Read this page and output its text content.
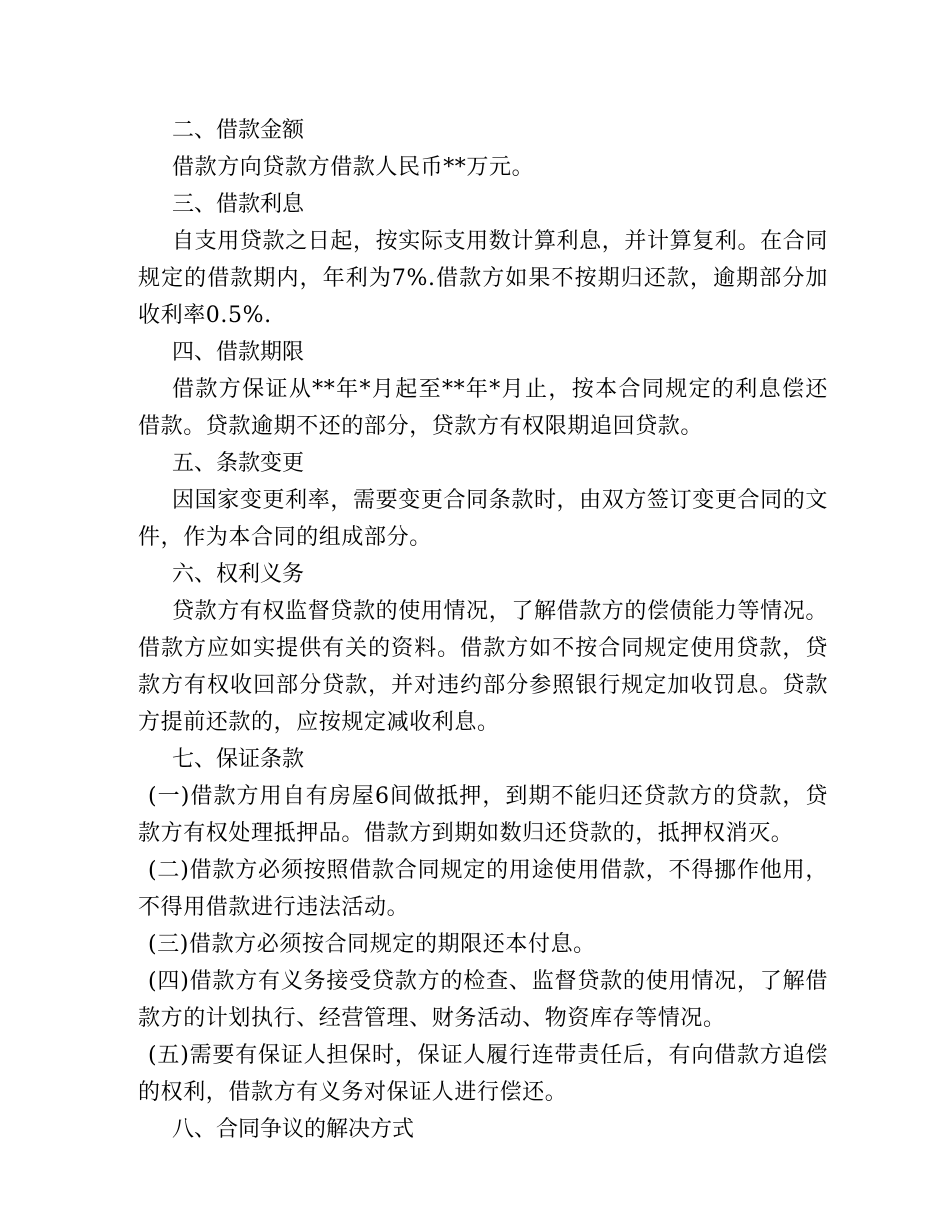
二、借款金额

借款方向贷款方借款人民币**万元。

三、借款利息

自支用贷款之日起，按实际支用数计算利息，并计算复利。在合同规定的借款期内，年利为7%.借款方如果不按期归还款，逾期部分加收利率0.5%.

四、借款期限

借款方保证从**年*月起至**年*月止，按本合同规定的利息偿还借款。贷款逾期不还的部分，贷款方有权限期追回贷款。

五、条款变更

因国家变更利率，需要变更合同条款时，由双方签订变更合同的文件，作为本合同的组成部分。

六、权利义务

贷款方有权监督贷款的使用情况，了解借款方的偿债能力等情况。借款方应如实提供有关的资料。借款方如不按合同规定使用贷款，贷款方有权收回部分贷款，并对违约部分参照银行规定加收罚息。贷款方提前还款的，应按规定减收利息。

七、保证条款

(一)借款方用自有房屋6间做抵押，到期不能归还贷款方的贷款，贷款方有权处理抵押品。借款方到期如数归还贷款的，抵押权消灭。

(二)借款方必须按照借款合同规定的用途使用借款，不得挪作他用，不得用借款进行违法活动。

(三)借款方必须按合同规定的期限还本付息。

(四)借款方有义务接受贷款方的检查、监督贷款的使用情况，了解借款方的计划执行、经营管理、财务活动、物资库存等情况。

(五)需要有保证人担保时，保证人履行连带责任后，有向借款方追偿的权利，借款方有义务对保证人进行偿还。

八、合同争议的解决方式
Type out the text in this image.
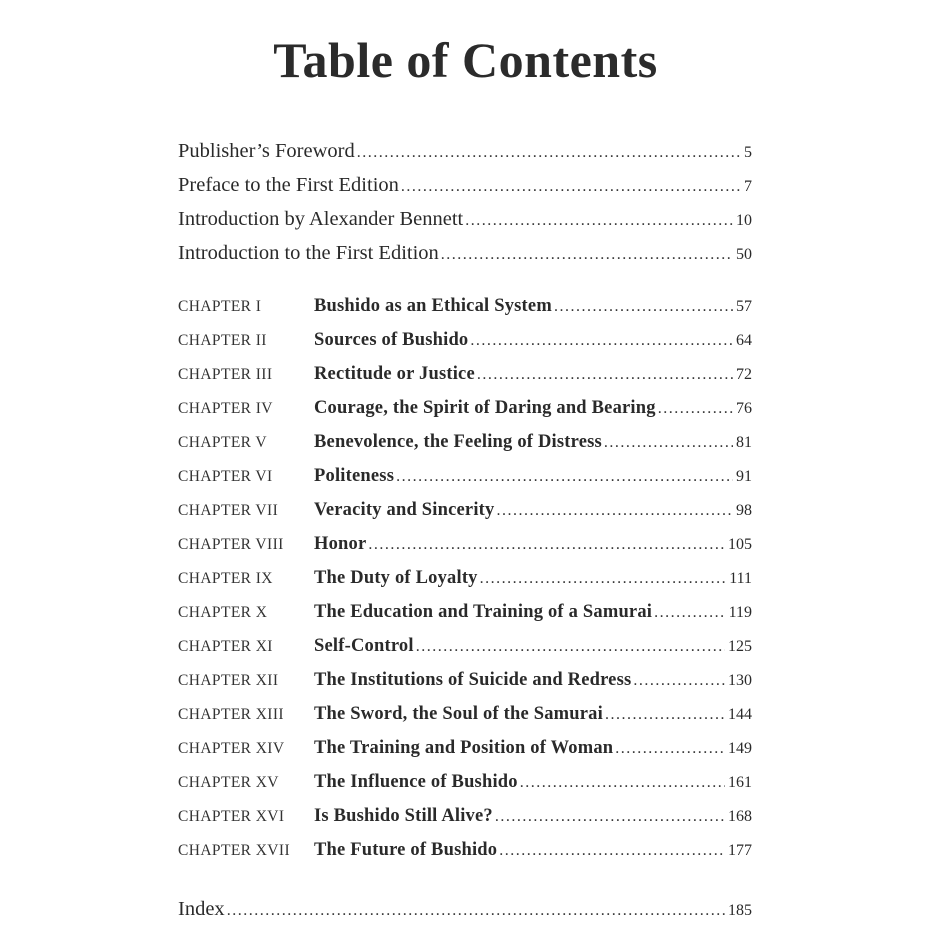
Table of Contents
Publisher’s Foreword .....	5
Preface to the First Edition .....	7
Introduction by Alexander Bennett .....	10
Introduction to the First Edition .....	50
CHAPTER I	Bushido as an Ethical System .....	57
CHAPTER II	Sources of Bushido .....	64
CHAPTER III	Rectitude or Justice .....	72
CHAPTER IV	Courage, the Spirit of Daring and Bearing .....	76
CHAPTER V	Benevolence, the Feeling of Distress .....	81
CHAPTER VI	Politeness .....	91
CHAPTER VII	Veracity and Sincerity .....	98
CHAPTER VIII	Honor .....	105
CHAPTER IX	The Duty of Loyalty .....	111
CHAPTER X	The Education and Training of a Samurai .....	119
CHAPTER XI	Self-Control .....	125
CHAPTER XII	The Institutions of Suicide and Redress .....	130
CHAPTER XIII	The Sword, the Soul of the Samurai .....	144
CHAPTER XIV	The Training and Position of Woman .....	149
CHAPTER XV	The Influence of Bushido .....	161
CHAPTER XVI	Is Bushido Still Alive? .....	168
CHAPTER XVII	The Future of Bushido .....	177
Index .....	185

=== Written instruction ===
Reproduce the material in its entirety and word for word, without the pictures.

=== Exercise solution ===
Read this page and output its text content.
二、借款金额

借款方向贷款方借款人民币**万元。

三、借款利息

自支用贷款之日起，按实际支用数计算利息，并计算复利。在合同规定的借款期内，年利为7%.借款方如果不按期归还款，逾期部分加收利率0.5%.

四、借款期限

借款方保证从**年*月起至**年*月止，按本合同规定的利息偿还借款。贷款逾期不还的部分，贷款方有权限期追回贷款。

五、条款变更

因国家变更利率，需要变更合同条款时，由双方签订变更合同的文件，作为本合同的组成部分。

六、权利义务

贷款方有权监督贷款的使用情况，了解借款方的偿债能力等情况。借款方应如实提供有关的资料。借款方如不按合同规定使用贷款，贷款方有权收回部分贷款，并对违约部分参照银行规定加收罚息。贷款方提前还款的，应按规定减收利息。

七、保证条款

(一)借款方用自有房屋6间做抵押，到期不能归还贷款方的贷款，贷款方有权处理抵押品。借款方到期如数归还贷款的，抵押权消灭。

(二)借款方必须按照借款合同规定的用途使用借款，不得挪作他用，不得用借款进行违法活动。

(三)借款方必须按合同规定的期限还本付息。

(四)借款方有义务接受贷款方的检查、监督贷款的使用情况，了解借款方的计划执行、经营管理、财务活动、物资库存等情况。

(五)需要有保证人担保时，保证人履行连带责任后，有向借款方追偿的权利，借款方有义务对保证人进行偿还。

八、合同争议的解决方式
Type out the text in this image.
Table of Contents
Publisher’s Foreword .....	5
Preface to the First Edition .....	7
Introduction by Alexander Bennett .....	10
Introduction to the First Edition .....	50
CHAPTER I	Bushido as an Ethical System .....	57
CHAPTER II	Sources of Bushido .....	64
CHAPTER III	Rectitude or Justice .....	72
CHAPTER IV	Courage, the Spirit of Daring and Bearing .....	76
CHAPTER V	Benevolence, the Feeling of Distress .....	81
CHAPTER VI	Politeness .....	91
CHAPTER VII	Veracity and Sincerity .....	98
CHAPTER VIII	Honor .....	105
CHAPTER IX	The Duty of Loyalty .....	111
CHAPTER X	The Education and Training of a Samurai .....	119
CHAPTER XI	Self-Control .....	125
CHAPTER XII	The Institutions of Suicide and Redress .....	130
CHAPTER XIII	The Sword, the Soul of the Samurai .....	144
CHAPTER XIV	The Training and Position of Woman .....	149
CHAPTER XV	The Influence of Bushido .....	161
CHAPTER XVI	Is Bushido Still Alive? .....	168
CHAPTER XVII	The Future of Bushido .....	177
Index .....	185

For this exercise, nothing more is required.